▶ [What you should do]:
What is the number of lines containing the word "object"? Please answer with that number and nothing more.

▶ [Entries provided]:
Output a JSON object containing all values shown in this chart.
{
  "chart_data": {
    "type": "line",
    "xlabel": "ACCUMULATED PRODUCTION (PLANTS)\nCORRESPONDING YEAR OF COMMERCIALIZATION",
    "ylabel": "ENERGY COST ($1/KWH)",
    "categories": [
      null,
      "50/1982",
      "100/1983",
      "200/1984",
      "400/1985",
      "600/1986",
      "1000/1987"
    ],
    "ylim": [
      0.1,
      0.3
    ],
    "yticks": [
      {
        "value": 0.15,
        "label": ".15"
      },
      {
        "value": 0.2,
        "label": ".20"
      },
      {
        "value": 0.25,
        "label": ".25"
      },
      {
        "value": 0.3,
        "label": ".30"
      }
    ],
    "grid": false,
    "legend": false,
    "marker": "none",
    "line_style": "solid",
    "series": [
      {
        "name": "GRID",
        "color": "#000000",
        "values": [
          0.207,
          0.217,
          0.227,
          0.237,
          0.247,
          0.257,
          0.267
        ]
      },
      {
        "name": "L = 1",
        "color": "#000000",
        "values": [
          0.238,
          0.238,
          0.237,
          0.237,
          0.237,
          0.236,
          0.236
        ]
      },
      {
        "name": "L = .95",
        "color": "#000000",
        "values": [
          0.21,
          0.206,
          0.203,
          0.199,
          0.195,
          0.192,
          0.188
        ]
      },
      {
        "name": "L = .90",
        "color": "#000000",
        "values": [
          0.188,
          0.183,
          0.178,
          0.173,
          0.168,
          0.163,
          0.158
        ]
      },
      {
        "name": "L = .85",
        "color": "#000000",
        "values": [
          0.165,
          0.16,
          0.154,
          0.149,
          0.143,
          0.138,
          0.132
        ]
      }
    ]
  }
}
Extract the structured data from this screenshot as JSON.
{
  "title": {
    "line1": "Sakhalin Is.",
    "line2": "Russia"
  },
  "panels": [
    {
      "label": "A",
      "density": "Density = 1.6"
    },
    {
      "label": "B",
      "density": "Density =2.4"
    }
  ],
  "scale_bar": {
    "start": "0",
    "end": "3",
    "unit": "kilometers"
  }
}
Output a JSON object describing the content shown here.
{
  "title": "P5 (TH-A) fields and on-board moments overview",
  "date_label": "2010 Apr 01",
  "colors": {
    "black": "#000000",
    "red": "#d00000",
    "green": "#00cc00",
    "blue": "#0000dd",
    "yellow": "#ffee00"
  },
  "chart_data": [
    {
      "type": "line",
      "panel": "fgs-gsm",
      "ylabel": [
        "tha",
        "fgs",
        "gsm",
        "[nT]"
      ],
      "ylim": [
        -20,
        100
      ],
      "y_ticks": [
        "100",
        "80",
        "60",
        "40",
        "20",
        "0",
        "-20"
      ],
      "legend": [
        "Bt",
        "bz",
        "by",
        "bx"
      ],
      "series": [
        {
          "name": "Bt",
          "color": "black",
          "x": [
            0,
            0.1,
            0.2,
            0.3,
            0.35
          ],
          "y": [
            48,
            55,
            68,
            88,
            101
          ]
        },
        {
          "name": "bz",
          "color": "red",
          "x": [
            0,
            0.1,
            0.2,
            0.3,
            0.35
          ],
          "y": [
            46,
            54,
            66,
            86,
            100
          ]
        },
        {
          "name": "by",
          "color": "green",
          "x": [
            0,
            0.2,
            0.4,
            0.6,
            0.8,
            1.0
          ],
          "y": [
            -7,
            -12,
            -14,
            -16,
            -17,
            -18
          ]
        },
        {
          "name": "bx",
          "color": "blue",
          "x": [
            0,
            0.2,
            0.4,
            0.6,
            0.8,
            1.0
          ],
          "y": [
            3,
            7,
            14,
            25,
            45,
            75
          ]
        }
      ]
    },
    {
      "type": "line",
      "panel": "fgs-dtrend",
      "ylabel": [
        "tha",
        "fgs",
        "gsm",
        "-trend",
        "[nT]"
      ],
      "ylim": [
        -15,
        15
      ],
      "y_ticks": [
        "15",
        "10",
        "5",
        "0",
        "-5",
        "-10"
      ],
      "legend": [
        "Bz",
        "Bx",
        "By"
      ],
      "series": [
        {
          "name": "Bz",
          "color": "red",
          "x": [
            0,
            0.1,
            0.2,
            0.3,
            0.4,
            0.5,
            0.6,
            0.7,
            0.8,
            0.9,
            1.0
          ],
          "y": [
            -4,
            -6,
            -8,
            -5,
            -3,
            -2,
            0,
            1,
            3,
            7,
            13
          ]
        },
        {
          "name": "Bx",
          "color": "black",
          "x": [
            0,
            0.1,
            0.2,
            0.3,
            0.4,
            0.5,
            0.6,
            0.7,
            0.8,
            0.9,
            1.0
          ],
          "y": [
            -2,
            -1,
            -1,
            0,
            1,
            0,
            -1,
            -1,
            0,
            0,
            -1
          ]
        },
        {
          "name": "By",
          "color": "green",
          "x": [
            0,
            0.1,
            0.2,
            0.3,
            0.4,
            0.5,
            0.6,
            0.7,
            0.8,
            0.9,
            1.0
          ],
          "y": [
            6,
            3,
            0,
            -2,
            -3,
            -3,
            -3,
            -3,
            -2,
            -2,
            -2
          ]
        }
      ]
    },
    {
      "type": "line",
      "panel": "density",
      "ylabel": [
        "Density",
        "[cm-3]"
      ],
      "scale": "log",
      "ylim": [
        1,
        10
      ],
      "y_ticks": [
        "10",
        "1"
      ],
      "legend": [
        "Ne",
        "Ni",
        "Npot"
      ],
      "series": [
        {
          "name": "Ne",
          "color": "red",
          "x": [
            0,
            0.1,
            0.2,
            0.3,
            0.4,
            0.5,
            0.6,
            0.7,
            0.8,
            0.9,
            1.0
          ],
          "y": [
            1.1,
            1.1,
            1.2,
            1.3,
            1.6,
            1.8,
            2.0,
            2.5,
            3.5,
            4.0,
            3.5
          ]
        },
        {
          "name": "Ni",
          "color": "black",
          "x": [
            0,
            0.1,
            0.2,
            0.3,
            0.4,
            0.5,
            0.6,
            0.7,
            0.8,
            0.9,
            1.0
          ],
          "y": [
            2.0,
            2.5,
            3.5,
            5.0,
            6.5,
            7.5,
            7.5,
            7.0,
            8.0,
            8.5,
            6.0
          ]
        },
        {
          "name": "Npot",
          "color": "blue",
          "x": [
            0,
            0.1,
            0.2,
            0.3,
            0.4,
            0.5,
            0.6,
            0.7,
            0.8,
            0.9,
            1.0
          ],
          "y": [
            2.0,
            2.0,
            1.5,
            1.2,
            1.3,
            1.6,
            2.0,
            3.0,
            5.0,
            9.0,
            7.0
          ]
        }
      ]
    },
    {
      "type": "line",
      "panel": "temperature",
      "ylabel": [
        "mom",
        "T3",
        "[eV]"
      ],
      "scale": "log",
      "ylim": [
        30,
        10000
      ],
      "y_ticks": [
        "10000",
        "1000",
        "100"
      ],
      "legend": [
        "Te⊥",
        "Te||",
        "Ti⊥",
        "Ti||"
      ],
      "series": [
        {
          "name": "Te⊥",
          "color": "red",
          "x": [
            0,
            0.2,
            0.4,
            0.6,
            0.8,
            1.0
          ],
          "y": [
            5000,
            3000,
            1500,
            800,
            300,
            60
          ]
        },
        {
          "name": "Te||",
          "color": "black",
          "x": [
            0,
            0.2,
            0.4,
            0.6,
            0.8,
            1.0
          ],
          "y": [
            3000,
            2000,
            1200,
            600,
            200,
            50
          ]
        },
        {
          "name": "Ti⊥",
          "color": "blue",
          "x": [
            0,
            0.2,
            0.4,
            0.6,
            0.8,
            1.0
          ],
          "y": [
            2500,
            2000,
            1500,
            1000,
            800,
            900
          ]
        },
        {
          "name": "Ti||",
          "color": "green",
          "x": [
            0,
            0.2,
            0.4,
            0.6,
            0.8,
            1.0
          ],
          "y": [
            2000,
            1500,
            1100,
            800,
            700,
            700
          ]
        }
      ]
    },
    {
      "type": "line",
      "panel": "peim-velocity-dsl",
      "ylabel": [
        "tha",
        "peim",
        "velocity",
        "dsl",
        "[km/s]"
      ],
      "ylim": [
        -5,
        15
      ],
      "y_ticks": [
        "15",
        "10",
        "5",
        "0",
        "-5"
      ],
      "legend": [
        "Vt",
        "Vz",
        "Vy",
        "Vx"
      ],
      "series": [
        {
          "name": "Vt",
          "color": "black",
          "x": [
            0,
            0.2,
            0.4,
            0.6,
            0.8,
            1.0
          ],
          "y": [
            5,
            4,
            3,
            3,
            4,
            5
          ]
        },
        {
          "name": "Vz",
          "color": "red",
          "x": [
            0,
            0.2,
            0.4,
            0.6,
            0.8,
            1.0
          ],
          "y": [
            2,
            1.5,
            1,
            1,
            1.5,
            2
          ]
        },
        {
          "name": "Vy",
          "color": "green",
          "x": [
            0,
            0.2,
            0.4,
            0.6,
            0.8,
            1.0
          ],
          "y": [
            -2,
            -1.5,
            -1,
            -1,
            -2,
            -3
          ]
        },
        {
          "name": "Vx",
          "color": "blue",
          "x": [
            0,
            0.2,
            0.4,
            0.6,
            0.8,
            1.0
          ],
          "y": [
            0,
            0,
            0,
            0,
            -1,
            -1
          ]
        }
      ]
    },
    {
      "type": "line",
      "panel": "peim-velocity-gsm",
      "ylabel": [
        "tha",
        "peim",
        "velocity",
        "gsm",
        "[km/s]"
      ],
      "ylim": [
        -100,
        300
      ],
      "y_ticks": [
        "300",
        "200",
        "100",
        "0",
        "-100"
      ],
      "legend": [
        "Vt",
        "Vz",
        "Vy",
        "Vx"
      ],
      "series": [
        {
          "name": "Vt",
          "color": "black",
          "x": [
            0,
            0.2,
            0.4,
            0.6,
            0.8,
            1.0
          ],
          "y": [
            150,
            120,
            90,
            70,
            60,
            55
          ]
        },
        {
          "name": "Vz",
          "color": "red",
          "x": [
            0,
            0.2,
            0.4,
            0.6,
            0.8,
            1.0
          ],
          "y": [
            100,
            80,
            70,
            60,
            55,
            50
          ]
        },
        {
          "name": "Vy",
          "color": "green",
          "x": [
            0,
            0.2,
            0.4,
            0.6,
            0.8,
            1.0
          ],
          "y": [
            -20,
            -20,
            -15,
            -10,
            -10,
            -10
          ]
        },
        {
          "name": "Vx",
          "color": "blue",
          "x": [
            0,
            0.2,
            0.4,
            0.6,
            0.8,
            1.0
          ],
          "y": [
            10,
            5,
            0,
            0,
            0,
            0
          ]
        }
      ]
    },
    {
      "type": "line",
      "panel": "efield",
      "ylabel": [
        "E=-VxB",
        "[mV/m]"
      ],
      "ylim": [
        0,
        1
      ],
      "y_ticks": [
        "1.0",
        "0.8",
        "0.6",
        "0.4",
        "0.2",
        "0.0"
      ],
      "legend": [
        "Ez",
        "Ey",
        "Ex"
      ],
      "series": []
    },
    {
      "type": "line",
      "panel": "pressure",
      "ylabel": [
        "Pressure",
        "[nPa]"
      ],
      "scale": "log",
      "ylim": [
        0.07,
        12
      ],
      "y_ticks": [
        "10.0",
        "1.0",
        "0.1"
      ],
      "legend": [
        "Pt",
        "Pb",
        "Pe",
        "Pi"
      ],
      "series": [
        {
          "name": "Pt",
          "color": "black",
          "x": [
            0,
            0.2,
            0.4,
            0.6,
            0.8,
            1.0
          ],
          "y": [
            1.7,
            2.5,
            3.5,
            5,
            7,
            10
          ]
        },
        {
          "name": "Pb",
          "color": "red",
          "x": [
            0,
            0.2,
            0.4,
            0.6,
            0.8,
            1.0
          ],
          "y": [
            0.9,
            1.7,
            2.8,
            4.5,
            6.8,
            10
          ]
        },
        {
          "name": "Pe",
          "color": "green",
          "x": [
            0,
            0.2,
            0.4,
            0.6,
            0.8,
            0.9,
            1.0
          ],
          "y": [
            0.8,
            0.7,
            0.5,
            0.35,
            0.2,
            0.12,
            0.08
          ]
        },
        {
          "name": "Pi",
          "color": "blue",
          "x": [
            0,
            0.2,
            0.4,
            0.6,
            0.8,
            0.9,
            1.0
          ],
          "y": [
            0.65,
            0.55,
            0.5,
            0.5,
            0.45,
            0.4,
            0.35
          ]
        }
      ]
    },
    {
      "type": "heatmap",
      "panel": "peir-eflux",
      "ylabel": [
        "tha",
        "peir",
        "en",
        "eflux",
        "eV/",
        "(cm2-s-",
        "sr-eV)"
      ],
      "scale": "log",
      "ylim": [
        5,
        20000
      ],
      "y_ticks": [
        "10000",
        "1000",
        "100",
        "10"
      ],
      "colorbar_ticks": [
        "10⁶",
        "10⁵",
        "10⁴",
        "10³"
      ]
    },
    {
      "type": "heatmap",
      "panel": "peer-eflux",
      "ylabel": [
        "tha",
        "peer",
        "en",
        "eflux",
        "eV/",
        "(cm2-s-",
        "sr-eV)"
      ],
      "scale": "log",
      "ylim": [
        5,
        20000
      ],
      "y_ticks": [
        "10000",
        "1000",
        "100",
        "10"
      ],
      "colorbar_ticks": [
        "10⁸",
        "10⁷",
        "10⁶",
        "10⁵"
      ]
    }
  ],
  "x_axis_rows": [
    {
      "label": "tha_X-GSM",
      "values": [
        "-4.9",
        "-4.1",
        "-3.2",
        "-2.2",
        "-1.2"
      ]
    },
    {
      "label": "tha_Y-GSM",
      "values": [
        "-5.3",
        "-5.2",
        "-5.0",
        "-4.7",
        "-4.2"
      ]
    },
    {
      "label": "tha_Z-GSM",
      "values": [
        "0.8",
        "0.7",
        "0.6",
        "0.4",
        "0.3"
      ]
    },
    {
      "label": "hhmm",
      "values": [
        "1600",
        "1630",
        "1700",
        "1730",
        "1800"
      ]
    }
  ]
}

▶ [Written response]:
2